_DIRECTION:_ All of the records below must be output exactly, with no pictures carried over.

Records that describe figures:
>>>

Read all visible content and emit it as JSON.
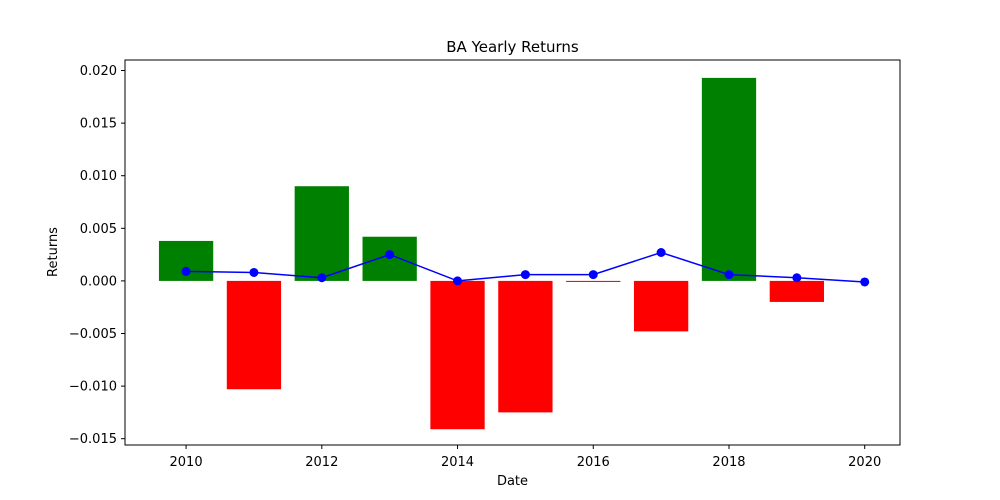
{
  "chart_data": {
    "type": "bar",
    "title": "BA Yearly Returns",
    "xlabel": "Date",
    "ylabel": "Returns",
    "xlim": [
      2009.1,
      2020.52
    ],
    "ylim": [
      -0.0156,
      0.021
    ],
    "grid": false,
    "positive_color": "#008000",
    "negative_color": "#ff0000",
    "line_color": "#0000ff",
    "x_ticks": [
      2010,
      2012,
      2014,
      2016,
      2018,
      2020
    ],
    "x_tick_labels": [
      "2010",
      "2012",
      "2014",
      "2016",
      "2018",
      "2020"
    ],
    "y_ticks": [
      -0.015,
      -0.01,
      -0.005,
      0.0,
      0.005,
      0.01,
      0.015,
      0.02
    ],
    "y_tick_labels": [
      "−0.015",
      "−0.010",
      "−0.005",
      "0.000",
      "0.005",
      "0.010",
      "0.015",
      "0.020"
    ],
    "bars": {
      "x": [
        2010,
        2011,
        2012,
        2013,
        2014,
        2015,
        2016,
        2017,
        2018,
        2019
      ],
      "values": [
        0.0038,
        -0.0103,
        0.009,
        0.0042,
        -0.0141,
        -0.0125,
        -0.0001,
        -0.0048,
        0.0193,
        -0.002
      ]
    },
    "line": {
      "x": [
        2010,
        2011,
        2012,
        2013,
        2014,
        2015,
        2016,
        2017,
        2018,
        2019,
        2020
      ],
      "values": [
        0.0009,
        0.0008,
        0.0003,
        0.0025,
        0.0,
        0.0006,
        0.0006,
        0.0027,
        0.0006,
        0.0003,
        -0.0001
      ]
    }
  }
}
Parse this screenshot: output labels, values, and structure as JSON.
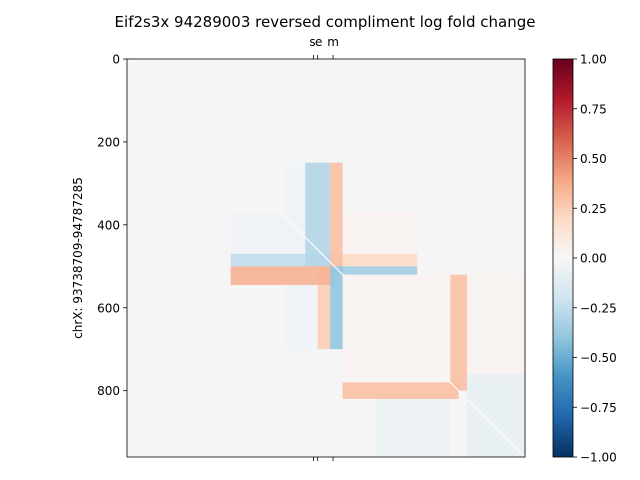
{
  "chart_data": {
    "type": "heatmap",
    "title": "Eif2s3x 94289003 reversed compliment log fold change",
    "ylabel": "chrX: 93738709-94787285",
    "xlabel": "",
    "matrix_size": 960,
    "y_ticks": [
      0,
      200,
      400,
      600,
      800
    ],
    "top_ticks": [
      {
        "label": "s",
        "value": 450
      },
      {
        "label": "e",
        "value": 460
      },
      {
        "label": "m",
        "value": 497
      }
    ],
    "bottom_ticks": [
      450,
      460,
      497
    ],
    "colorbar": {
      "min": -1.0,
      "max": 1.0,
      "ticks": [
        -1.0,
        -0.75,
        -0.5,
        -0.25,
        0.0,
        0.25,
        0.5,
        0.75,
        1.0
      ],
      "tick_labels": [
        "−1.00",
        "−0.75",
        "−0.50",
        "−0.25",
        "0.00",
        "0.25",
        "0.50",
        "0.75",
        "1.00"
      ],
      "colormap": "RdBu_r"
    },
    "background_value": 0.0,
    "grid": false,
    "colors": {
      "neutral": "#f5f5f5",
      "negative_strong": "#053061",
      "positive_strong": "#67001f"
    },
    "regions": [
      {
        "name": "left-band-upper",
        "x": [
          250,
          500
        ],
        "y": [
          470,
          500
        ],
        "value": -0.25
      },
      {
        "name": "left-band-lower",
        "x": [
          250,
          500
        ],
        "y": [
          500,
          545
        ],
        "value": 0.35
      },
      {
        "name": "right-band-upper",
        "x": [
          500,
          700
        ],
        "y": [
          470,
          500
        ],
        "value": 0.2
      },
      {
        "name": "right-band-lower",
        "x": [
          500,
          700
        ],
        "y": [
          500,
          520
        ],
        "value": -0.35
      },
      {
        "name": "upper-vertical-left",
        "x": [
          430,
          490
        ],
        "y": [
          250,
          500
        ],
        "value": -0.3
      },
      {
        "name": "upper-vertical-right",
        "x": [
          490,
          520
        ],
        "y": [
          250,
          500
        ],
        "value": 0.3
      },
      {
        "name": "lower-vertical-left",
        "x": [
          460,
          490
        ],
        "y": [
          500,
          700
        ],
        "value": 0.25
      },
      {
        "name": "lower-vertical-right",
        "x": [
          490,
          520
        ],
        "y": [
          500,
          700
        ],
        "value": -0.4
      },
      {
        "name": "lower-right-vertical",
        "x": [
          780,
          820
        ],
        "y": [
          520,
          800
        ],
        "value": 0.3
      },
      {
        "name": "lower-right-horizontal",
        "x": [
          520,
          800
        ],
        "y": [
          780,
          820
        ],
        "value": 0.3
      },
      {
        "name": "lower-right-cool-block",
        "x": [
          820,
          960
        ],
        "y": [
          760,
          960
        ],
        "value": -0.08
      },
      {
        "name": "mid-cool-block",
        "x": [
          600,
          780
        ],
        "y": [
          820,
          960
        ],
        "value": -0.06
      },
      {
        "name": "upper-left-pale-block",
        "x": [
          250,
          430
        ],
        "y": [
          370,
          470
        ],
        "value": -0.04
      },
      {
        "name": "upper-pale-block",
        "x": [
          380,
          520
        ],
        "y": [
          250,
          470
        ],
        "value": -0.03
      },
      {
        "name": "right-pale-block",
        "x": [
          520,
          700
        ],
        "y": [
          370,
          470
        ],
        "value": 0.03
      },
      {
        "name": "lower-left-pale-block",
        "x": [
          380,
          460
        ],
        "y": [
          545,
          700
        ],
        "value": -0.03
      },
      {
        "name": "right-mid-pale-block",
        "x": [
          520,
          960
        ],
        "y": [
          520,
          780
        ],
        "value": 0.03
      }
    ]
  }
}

<<<

_ANSWER TO THIS TASK:_
Read all visible content and emit it as JSON.
{
  "chart_data": {
    "type": "bar",
    "title": "BA Yearly Returns",
    "xlabel": "Date",
    "ylabel": "Returns",
    "xlim": [
      2009.1,
      2020.52
    ],
    "ylim": [
      -0.0156,
      0.021
    ],
    "grid": false,
    "positive_color": "#008000",
    "negative_color": "#ff0000",
    "line_color": "#0000ff",
    "x_ticks": [
      2010,
      2012,
      2014,
      2016,
      2018,
      2020
    ],
    "x_tick_labels": [
      "2010",
      "2012",
      "2014",
      "2016",
      "2018",
      "2020"
    ],
    "y_ticks": [
      -0.015,
      -0.01,
      -0.005,
      0.0,
      0.005,
      0.01,
      0.015,
      0.02
    ],
    "y_tick_labels": [
      "−0.015",
      "−0.010",
      "−0.005",
      "0.000",
      "0.005",
      "0.010",
      "0.015",
      "0.020"
    ],
    "bars": {
      "x": [
        2010,
        2011,
        2012,
        2013,
        2014,
        2015,
        2016,
        2017,
        2018,
        2019
      ],
      "values": [
        0.0038,
        -0.0103,
        0.009,
        0.0042,
        -0.0141,
        -0.0125,
        -0.0001,
        -0.0048,
        0.0193,
        -0.002
      ]
    },
    "line": {
      "x": [
        2010,
        2011,
        2012,
        2013,
        2014,
        2015,
        2016,
        2017,
        2018,
        2019,
        2020
      ],
      "values": [
        0.0009,
        0.0008,
        0.0003,
        0.0025,
        0.0,
        0.0006,
        0.0006,
        0.0027,
        0.0006,
        0.0003,
        -0.0001
      ]
    }
  }
}
Parse this screenshot: output labels, values, and structure as JSON.
{
  "chart_data": {
    "type": "heatmap",
    "title": "Eif2s3x 94289003 reversed compliment log fold change",
    "ylabel": "chrX: 93738709-94787285",
    "xlabel": "",
    "matrix_size": 960,
    "y_ticks": [
      0,
      200,
      400,
      600,
      800
    ],
    "top_ticks": [
      {
        "label": "s",
        "value": 450
      },
      {
        "label": "e",
        "value": 460
      },
      {
        "label": "m",
        "value": 497
      }
    ],
    "bottom_ticks": [
      450,
      460,
      497
    ],
    "colorbar": {
      "min": -1.0,
      "max": 1.0,
      "ticks": [
        -1.0,
        -0.75,
        -0.5,
        -0.25,
        0.0,
        0.25,
        0.5,
        0.75,
        1.0
      ],
      "tick_labels": [
        "−1.00",
        "−0.75",
        "−0.50",
        "−0.25",
        "0.00",
        "0.25",
        "0.50",
        "0.75",
        "1.00"
      ],
      "colormap": "RdBu_r"
    },
    "background_value": 0.0,
    "grid": false,
    "colors": {
      "neutral": "#f5f5f5",
      "negative_strong": "#053061",
      "positive_strong": "#67001f"
    },
    "regions": [
      {
        "name": "left-band-upper",
        "x": [
          250,
          500
        ],
        "y": [
          470,
          500
        ],
        "value": -0.25
      },
      {
        "name": "left-band-lower",
        "x": [
          250,
          500
        ],
        "y": [
          500,
          545
        ],
        "value": 0.35
      },
      {
        "name": "right-band-upper",
        "x": [
          500,
          700
        ],
        "y": [
          470,
          500
        ],
        "value": 0.2
      },
      {
        "name": "right-band-lower",
        "x": [
          500,
          700
        ],
        "y": [
          500,
          520
        ],
        "value": -0.35
      },
      {
        "name": "upper-vertical-left",
        "x": [
          430,
          490
        ],
        "y": [
          250,
          500
        ],
        "value": -0.3
      },
      {
        "name": "upper-vertical-right",
        "x": [
          490,
          520
        ],
        "y": [
          250,
          500
        ],
        "value": 0.3
      },
      {
        "name": "lower-vertical-left",
        "x": [
          460,
          490
        ],
        "y": [
          500,
          700
        ],
        "value": 0.25
      },
      {
        "name": "lower-vertical-right",
        "x": [
          490,
          520
        ],
        "y": [
          500,
          700
        ],
        "value": -0.4
      },
      {
        "name": "lower-right-vertical",
        "x": [
          780,
          820
        ],
        "y": [
          520,
          800
        ],
        "value": 0.3
      },
      {
        "name": "lower-right-horizontal",
        "x": [
          520,
          800
        ],
        "y": [
          780,
          820
        ],
        "value": 0.3
      },
      {
        "name": "lower-right-cool-block",
        "x": [
          820,
          960
        ],
        "y": [
          760,
          960
        ],
        "value": -0.08
      },
      {
        "name": "mid-cool-block",
        "x": [
          600,
          780
        ],
        "y": [
          820,
          960
        ],
        "value": -0.06
      },
      {
        "name": "upper-left-pale-block",
        "x": [
          250,
          430
        ],
        "y": [
          370,
          470
        ],
        "value": -0.04
      },
      {
        "name": "upper-pale-block",
        "x": [
          380,
          520
        ],
        "y": [
          250,
          470
        ],
        "value": -0.03
      },
      {
        "name": "right-pale-block",
        "x": [
          520,
          700
        ],
        "y": [
          370,
          470
        ],
        "value": 0.03
      },
      {
        "name": "lower-left-pale-block",
        "x": [
          380,
          460
        ],
        "y": [
          545,
          700
        ],
        "value": -0.03
      },
      {
        "name": "right-mid-pale-block",
        "x": [
          520,
          960
        ],
        "y": [
          520,
          780
        ],
        "value": 0.03
      }
    ]
  }
}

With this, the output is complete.